Selected text Start Marker
The Yellowface I Cobalt and Yellowface I Mauve varieties have similar yellow markings.

The appearance of birds with other combinations of the Yellowface I mutation is discussed under Genetics below.

== Historical notes ==
In the UK, a yellowfaced bird was first produced in 1934–1935 by E H Stevenson of Cambridge—a yellowfaced Cobalt cock, and Mrs G Lait of Grimsby and J Long of Gorleston-on-Sea both bred them in 1935.
A contemporary report
of these latter breedings says, "Mrs Lait mated a dark green cock to a greywing mauve hen, and in their third nest was a pale greywing mauve hen with a distinct (light lemon yellow) mask and bib, with the under tail feathers yellow and with yellow on the wings in the places where the normal blue bird is white. This hen ... was mated with a cobalt/white cock and they have produced five youngsters, all having yellow masks like their mother. Mr Long's birds were bred from a dark green of a somewhat olive shade mated to a rather unusually coloured hen, which appears to be a green but has a turquoise suffusion on the breast, etc. The first nest produced 3 cobalt birds with yellow masks, etc, like Mrs Lait's birds described above, and one green-blue bird like the mother. The second nest produced exactly the same result."

By 1937 several breeders in the UK had yellowfaced birds, and Stevenson and Tucker exhibited one at the Crystal Palace in that year. Yellowfaced birds were also being bred in Europe, as it was reported that W H Higham imported one in 1937, and in Australia. In all, there were at least seven reports of yellowfaced birds appearing between 1934 and 1937, seemingly independently. Some of these were very similar, others were slightly different. It is impossible to tell now which of the yellowface mutations were involved, but as some of the reports mentioned normal-looking birds which bred 100% yellowfaced young it seems likely that these at least were the Yellowface I mutation.

== Genetics ==

The genetics of the several Yellowface mutations and their relation to the Blue mutation are not yet fully and definitively understood.
Selected text End Marker
Dataset content Start Marker
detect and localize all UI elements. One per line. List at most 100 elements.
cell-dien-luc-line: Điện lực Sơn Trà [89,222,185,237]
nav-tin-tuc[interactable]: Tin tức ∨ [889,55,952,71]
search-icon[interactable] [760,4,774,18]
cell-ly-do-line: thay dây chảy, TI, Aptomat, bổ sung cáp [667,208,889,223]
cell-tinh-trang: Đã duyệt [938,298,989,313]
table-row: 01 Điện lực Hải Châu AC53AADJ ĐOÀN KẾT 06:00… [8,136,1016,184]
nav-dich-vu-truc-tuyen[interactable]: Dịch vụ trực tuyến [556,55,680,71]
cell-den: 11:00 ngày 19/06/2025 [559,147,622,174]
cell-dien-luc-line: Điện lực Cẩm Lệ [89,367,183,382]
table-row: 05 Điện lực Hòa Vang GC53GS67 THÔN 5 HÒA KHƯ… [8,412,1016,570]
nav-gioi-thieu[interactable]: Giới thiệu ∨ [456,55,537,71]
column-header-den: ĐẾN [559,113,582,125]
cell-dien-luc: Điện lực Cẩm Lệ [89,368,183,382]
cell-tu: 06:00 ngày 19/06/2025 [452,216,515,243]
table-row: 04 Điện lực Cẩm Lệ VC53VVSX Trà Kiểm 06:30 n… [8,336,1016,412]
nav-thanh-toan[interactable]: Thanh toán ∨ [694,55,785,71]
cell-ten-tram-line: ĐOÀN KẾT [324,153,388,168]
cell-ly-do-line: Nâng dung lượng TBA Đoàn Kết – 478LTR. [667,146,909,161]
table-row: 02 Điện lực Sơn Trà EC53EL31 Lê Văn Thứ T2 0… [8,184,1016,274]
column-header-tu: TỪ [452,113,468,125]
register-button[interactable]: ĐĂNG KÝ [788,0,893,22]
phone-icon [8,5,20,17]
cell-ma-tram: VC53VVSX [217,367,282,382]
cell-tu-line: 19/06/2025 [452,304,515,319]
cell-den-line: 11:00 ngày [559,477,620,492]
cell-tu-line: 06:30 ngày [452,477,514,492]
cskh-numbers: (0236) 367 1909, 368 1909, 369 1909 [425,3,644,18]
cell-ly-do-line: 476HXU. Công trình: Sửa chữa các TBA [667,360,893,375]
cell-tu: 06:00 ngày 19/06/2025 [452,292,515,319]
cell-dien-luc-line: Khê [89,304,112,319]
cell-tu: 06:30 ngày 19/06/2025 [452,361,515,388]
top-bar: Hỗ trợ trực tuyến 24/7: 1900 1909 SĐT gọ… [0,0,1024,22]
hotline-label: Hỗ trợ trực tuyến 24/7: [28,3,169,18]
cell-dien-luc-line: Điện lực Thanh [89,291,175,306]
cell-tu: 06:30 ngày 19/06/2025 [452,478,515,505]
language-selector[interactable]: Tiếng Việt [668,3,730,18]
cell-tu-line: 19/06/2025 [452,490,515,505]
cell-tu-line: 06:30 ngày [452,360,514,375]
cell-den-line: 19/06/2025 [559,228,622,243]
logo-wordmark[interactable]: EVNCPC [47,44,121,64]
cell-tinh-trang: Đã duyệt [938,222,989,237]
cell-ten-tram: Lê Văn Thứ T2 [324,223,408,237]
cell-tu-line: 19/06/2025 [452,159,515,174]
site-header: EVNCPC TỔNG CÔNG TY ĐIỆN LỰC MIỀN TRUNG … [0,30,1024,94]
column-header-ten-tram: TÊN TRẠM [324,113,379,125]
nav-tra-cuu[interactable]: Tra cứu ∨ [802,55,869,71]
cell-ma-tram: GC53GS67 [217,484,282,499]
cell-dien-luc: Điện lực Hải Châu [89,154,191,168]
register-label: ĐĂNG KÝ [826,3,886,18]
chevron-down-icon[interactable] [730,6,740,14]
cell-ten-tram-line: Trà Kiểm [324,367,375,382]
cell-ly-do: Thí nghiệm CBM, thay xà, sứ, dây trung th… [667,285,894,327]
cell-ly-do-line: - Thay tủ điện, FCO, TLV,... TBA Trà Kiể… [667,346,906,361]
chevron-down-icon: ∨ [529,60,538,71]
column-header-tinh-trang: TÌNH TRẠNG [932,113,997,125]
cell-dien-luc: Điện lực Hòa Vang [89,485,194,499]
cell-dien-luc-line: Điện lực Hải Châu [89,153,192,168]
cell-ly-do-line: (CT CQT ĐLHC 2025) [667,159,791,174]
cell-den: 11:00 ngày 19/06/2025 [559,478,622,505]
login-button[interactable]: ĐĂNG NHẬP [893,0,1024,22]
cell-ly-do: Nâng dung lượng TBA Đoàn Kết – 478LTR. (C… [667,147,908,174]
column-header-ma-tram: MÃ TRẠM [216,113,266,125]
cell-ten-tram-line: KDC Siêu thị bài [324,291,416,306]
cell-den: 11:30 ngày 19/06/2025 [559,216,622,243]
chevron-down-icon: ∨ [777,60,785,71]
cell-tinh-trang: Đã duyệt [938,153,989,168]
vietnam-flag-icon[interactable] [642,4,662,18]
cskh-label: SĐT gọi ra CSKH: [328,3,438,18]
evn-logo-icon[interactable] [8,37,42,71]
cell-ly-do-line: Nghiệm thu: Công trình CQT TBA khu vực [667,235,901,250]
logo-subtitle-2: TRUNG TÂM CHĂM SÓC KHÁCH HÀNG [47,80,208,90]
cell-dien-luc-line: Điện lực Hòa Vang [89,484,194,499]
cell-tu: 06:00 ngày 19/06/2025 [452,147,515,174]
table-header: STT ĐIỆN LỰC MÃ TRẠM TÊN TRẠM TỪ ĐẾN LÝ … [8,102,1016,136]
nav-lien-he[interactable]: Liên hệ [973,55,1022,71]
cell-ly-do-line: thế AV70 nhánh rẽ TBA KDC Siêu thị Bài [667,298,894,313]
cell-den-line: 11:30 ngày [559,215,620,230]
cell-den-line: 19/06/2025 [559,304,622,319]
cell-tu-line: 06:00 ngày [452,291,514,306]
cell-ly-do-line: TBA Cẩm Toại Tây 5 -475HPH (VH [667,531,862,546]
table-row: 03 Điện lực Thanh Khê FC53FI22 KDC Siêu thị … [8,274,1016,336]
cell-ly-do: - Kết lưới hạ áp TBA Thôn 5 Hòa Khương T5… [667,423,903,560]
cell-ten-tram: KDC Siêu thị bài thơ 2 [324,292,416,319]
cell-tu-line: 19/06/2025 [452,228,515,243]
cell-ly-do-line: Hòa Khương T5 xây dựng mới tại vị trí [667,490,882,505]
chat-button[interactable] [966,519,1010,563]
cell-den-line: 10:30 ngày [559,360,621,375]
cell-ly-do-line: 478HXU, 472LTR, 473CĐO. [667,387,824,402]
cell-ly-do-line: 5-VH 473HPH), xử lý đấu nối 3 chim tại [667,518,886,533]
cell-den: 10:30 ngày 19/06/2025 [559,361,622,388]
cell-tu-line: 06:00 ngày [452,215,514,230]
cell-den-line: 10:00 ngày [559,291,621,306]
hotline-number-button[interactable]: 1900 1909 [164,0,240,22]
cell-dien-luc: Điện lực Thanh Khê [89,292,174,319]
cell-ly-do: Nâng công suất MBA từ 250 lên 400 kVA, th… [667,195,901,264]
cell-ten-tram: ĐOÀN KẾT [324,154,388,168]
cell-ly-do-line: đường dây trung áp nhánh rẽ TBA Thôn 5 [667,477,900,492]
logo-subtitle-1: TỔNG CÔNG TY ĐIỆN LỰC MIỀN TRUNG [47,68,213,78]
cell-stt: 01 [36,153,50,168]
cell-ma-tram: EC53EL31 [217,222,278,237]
Dataset content End Marker
**Things to do:**
A - Reproduce the Yellowface passage from "The appearance of" up to and including "them in 1935.".
B - Extend the Yellowface passage, picking up right after its final sentence.
The entries have nothing to do with the Yellowface passage.

**Solved tasks:**
A -
The appearance of birds with other combinations of the Yellowface I mutation is discussed under Genetics below.

== Historical notes ==
In the UK, a yellowfaced bird was first produced in 1934–1935 by E H Stevenson of Cambridge—a yellowfaced Cobalt cock, and Mrs G Lait of Grimsby and J Long of Gorleston-on-Sea both bred them in 1935.

B -
Much confusion and misunderstanding have arisen because the popular names given to these mutations are misleading. These mutations do not generate a yellow face, as the names might suggest. Rather the action of all these mutations is to reduce the yellow pigmentation, either entirely or to some degree, with respect to the wild-type Light Green. Had these mutations been named 'Yellow-less' rather than 'Blue' or 'Yellowface' their action might have been more easily understood from the outset. But the traditional names are engrained and are retained here.

The prevailing view is that the Yellowface I mutation, together with the Yellowface II and Blue mutations, are members of an allelic series situated at the Blue locus. Although some breeders still dissent from this view it is the one followed here.

On its own, the Yellowface I is a simple autosomal recessive with respect to the wild-type. Visibly, its action appears to be identical to that of the Blue mutation. The heterozygote or Light Green/yellowface I with one Yellowface I allele and one wild-type allele is visibly indistinguishable from a Light Green, and the homozygote with two Yellowface I alleles is visibly indistinguishable from a Skyblue. Due to this similarity in the action of the Blue and Yellowface I mutations, Bergman and Onsman
have adopted the convention that these mutations be named Blue I and Blue II.

The Yellowface I Skyblue variety, described in Appearance above, is a composite of the Blue and Yellowface I mutations, having one allele of each. When two Yellowface I Skyblues are paired together, half the progeny will be Yellowface I Skyblues and half will be normal Skyblues in appearance. But half of these apparent Skyblues will, in fact, be double factor Yellowface I's.

The loci of the Dark budgerigar mutation and the Blue allelic series are situated on the same autosome, so the Dark mutation is linked to the Blue allelic series (see genetic linkage). The cross-over value (COV) or recombination frequency between the Dark and Blue loci is commonly stated to be about 14%, but some experiments have found much smaller values (see Genetics in the Dark budgerigar mutation).